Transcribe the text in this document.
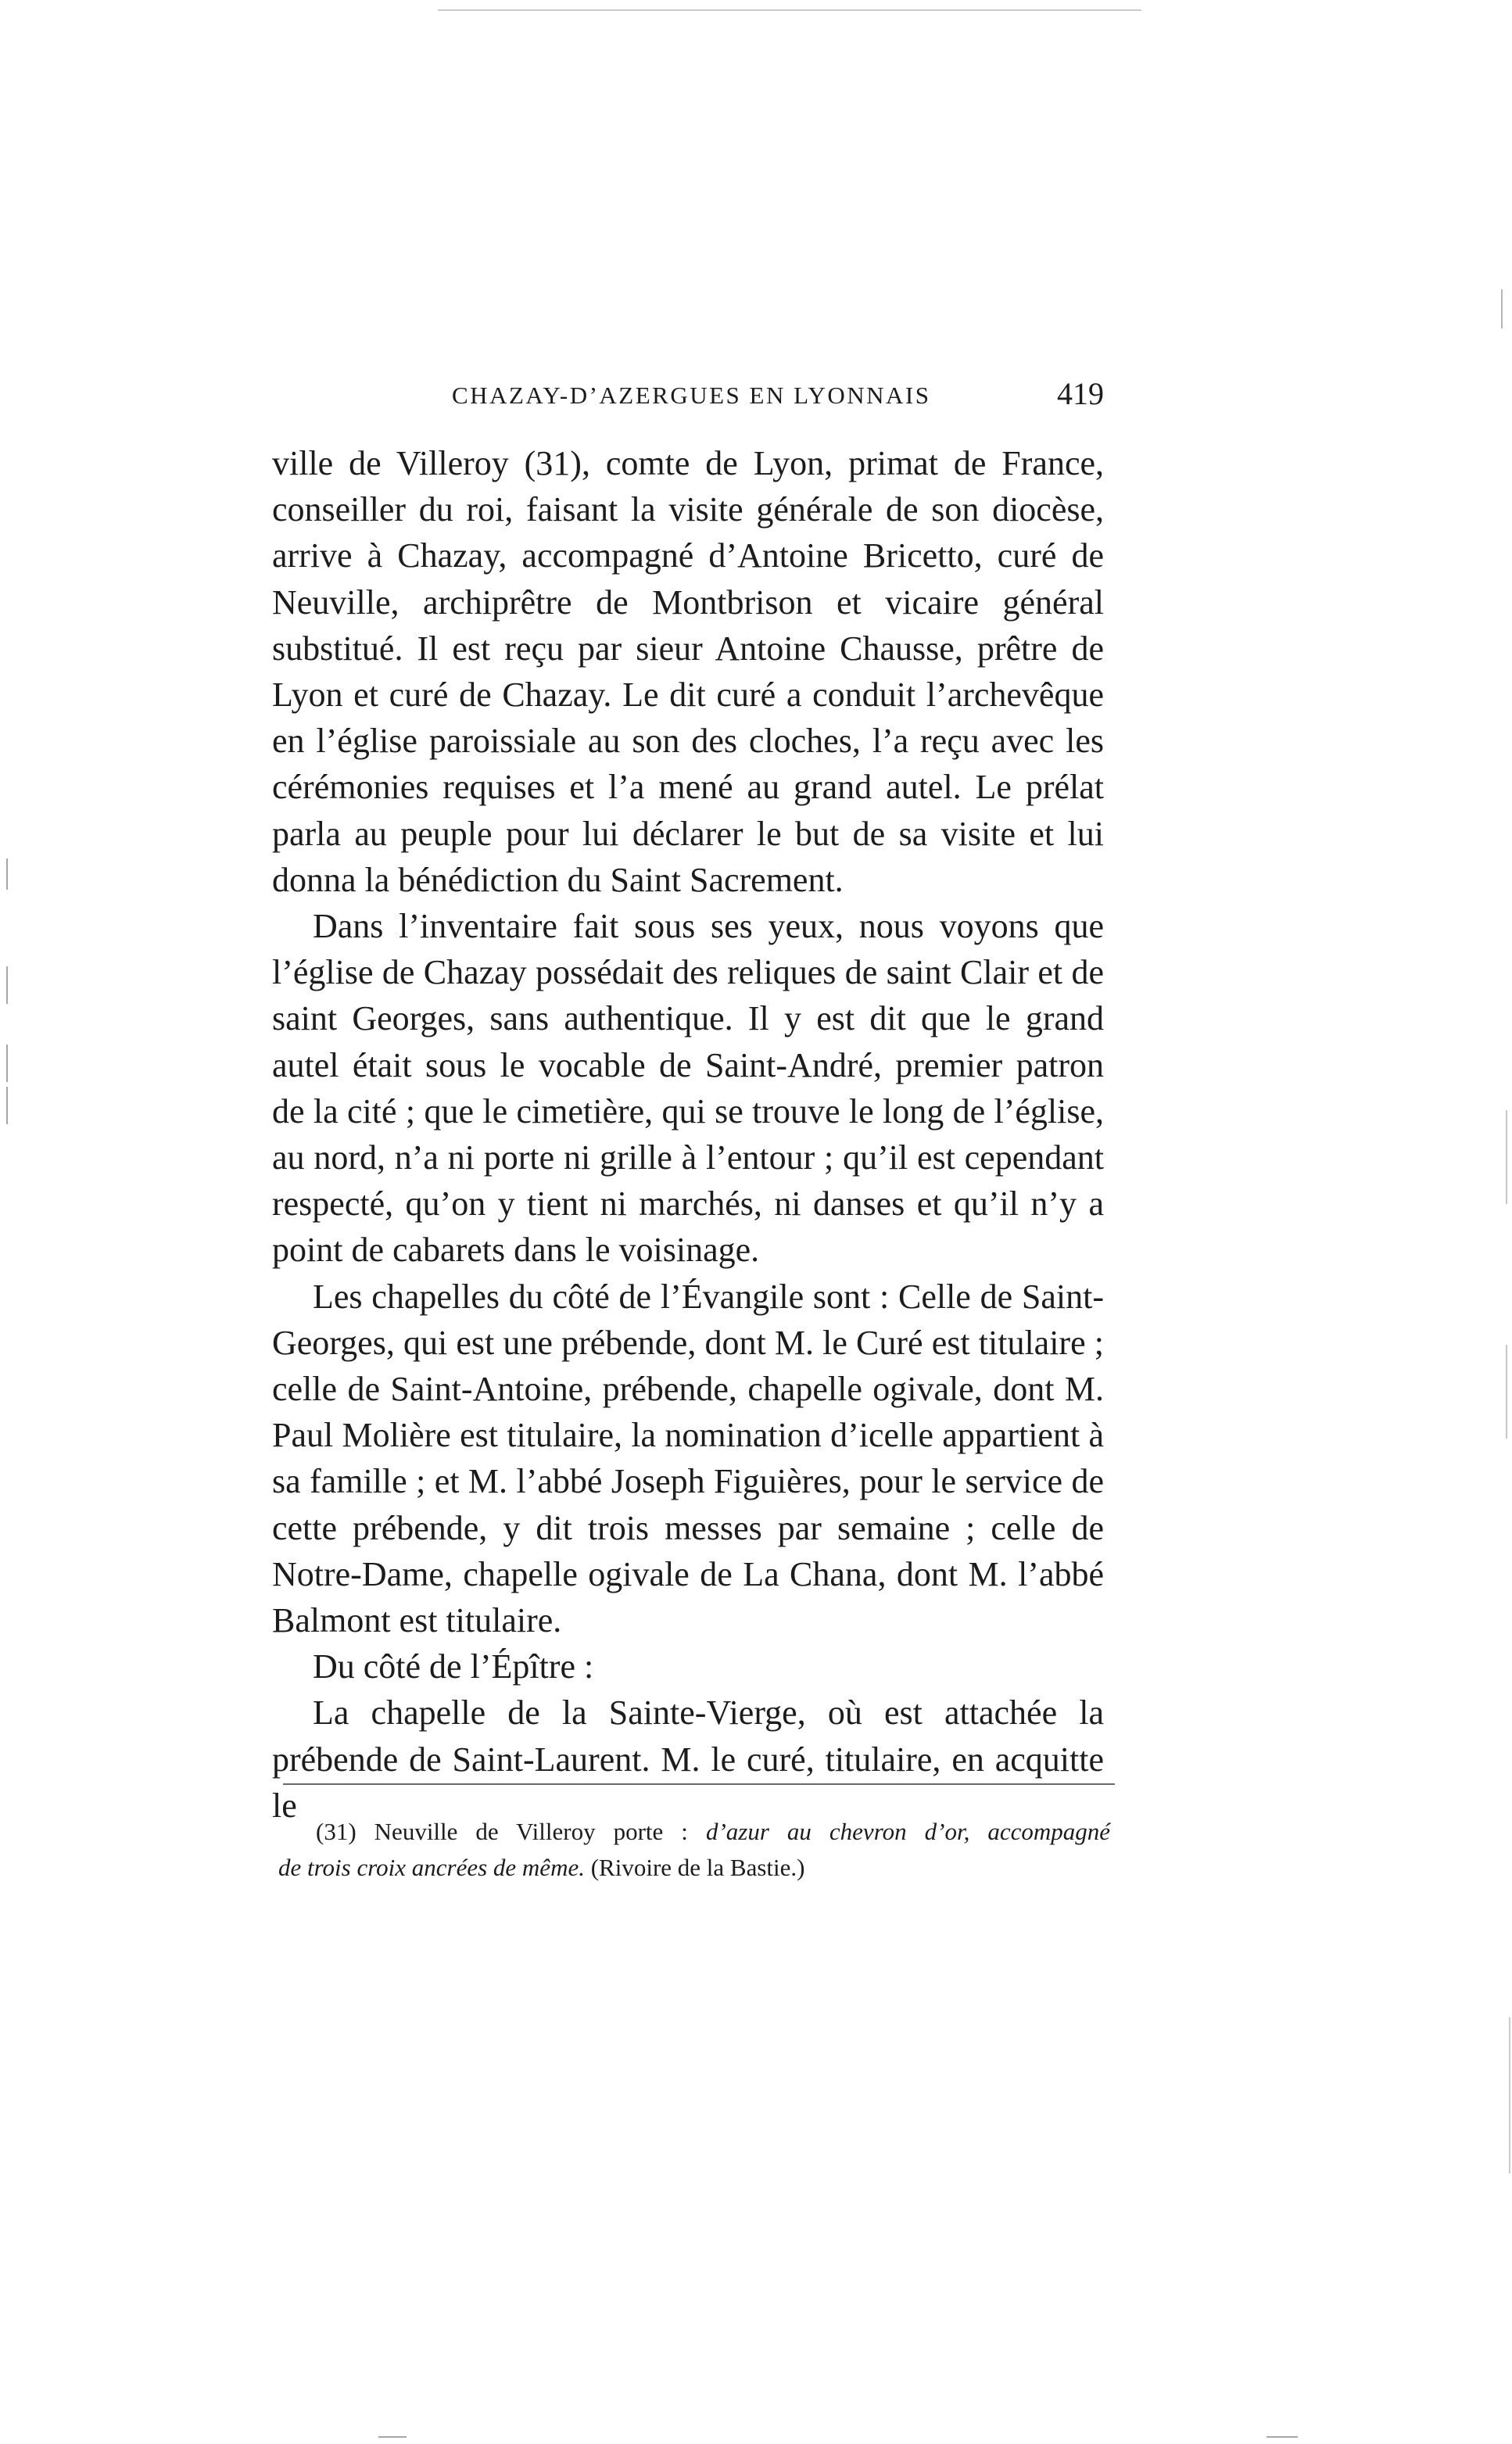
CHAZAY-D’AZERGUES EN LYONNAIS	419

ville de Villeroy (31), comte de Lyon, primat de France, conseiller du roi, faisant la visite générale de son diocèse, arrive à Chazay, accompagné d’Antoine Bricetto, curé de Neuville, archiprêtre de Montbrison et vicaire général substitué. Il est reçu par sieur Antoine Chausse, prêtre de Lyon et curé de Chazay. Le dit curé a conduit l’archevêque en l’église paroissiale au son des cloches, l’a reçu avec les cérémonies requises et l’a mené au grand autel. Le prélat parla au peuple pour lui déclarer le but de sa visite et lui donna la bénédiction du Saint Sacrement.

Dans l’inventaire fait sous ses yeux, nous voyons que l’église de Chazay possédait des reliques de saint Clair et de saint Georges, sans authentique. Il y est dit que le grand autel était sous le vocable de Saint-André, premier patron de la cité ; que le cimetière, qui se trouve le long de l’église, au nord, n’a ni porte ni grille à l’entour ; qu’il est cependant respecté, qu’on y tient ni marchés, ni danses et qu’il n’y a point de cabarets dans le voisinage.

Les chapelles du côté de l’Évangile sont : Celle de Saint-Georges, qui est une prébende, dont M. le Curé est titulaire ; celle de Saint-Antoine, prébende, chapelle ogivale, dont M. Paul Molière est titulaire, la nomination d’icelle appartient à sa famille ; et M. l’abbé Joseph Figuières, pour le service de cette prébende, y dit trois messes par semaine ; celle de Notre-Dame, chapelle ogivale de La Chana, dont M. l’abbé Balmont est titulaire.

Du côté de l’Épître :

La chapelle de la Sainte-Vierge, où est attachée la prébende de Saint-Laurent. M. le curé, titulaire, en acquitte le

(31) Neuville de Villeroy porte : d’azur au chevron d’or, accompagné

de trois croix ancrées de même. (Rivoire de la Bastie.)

------------------------------

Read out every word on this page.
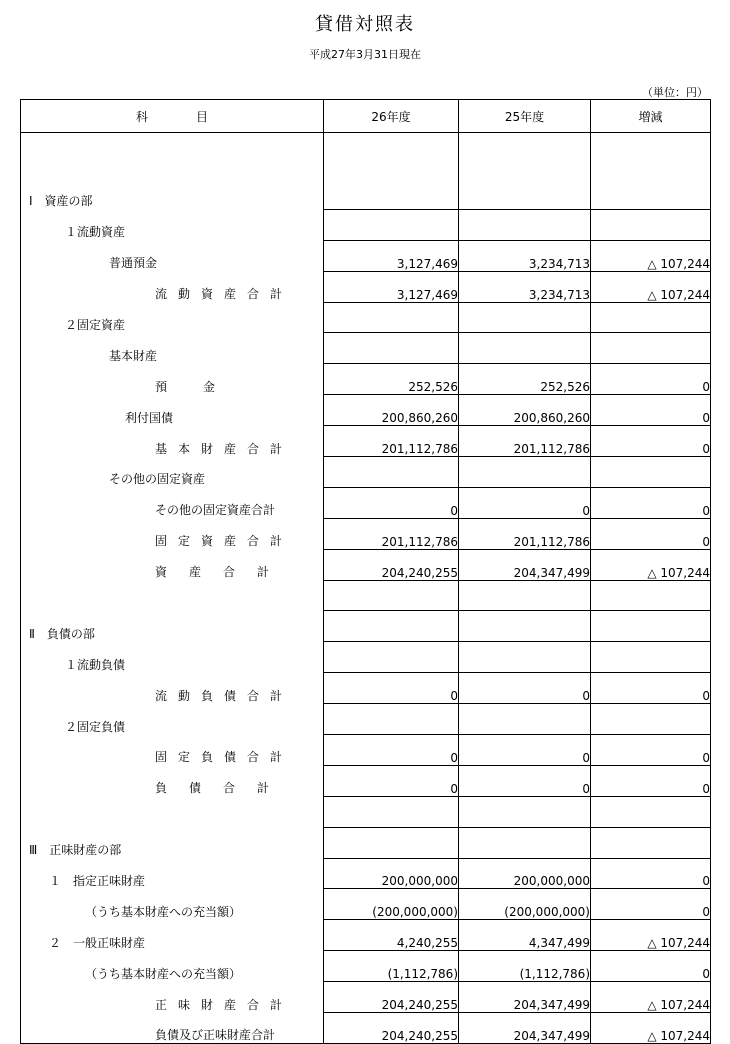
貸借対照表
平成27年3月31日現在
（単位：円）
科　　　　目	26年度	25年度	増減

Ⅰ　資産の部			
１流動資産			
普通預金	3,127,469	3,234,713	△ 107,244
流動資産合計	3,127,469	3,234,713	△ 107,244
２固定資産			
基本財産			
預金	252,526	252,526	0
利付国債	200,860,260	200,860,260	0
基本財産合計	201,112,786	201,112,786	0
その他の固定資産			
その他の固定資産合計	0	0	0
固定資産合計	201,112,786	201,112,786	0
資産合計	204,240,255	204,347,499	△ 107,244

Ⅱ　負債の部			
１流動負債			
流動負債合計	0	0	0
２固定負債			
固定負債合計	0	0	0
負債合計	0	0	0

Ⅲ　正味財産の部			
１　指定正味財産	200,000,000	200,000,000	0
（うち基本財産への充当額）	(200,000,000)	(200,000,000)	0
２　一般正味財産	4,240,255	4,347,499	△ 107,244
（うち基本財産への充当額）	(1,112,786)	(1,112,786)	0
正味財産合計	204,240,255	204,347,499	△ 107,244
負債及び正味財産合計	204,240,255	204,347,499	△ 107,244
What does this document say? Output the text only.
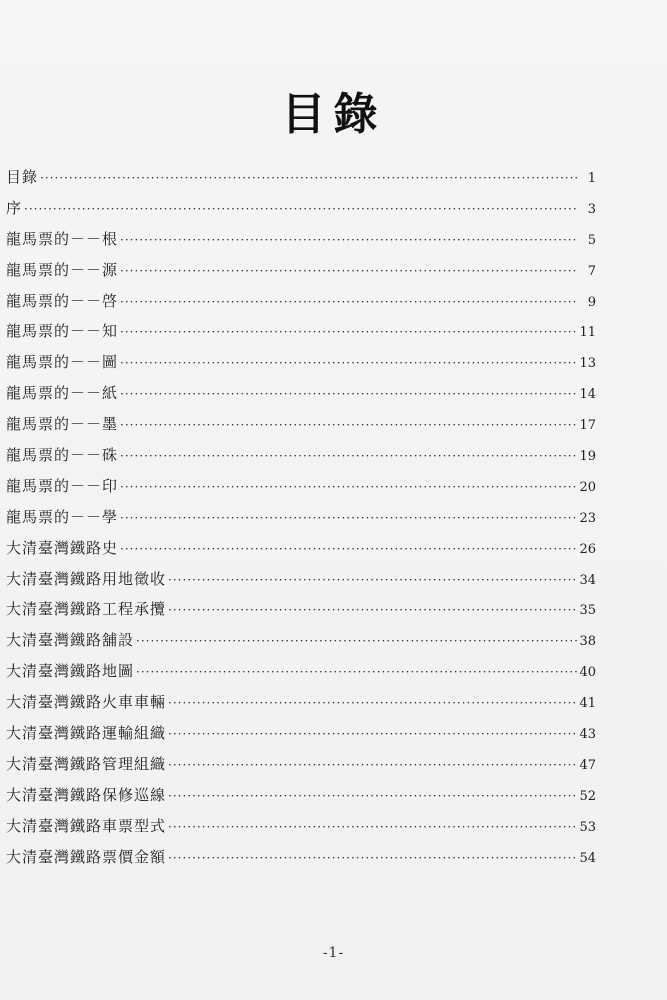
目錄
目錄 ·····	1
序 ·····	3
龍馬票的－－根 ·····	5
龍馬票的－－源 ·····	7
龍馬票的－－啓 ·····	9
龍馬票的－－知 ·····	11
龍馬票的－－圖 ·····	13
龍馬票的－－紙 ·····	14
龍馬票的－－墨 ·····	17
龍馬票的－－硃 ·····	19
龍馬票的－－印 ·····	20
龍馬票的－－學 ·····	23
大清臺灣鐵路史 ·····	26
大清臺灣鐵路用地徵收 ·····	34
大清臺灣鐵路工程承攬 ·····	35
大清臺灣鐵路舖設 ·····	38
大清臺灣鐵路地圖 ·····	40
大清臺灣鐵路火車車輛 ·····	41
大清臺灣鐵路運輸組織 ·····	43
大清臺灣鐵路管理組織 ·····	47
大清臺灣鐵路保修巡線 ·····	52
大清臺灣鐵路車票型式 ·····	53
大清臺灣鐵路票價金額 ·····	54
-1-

------------------------------

- Problem requirements
Report how many lines of the records above contain the word "龍馬票的", and give only that number.

- Task solution
10